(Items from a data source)

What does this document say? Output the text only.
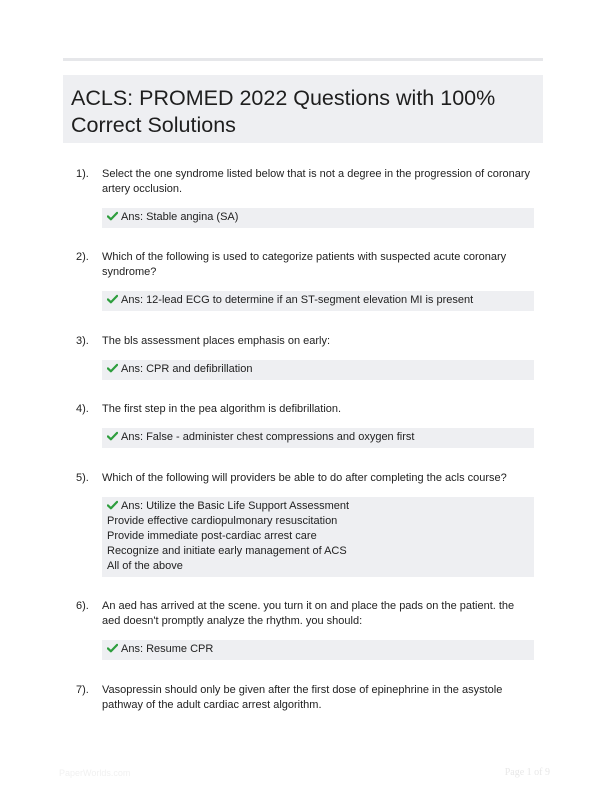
ACLS: PROMED 2022 Questions with 100% Correct Solutions
1). Select the one syndrome listed below that is not a degree in the progression of coronary artery occlusion.
Ans: Stable angina (SA)
2). Which of the following is used to categorize patients with suspected acute coronary syndrome?
Ans: 12-lead ECG to determine if an ST-segment elevation MI is present
3). The bls assessment places emphasis on early:
Ans: CPR and defibrillation
4). The first step in the pea algorithm is defibrillation.
Ans: False - administer chest compressions and oxygen first
5). Which of the following will providers be able to do after completing the acls course?
Ans: Utilize the Basic Life Support Assessment
Provide effective cardiopulmonary resuscitation
Provide immediate post-cardiac arrest care
Recognize and initiate early management of ACS
All of the above
6). An aed has arrived at the scene. you turn it on and place the pads on the patient. the aed doesn't promptly analyze the rhythm. you should:
Ans: Resume CPR
7). Vasopressin should only be given after the first dose of epinephrine in the asystole pathway of the adult cardiac arrest algorithm.
PaperWorlds.com	Page 1 of 9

● Exercise details:
Go through the lines above. Select every one that has the string "only".

● Task result:
What does this document say? Output the text only.
7). Vasopressin should only be given after the first dose of epinephrine in the asystole pathway of the adult cardiac arrest algorithm.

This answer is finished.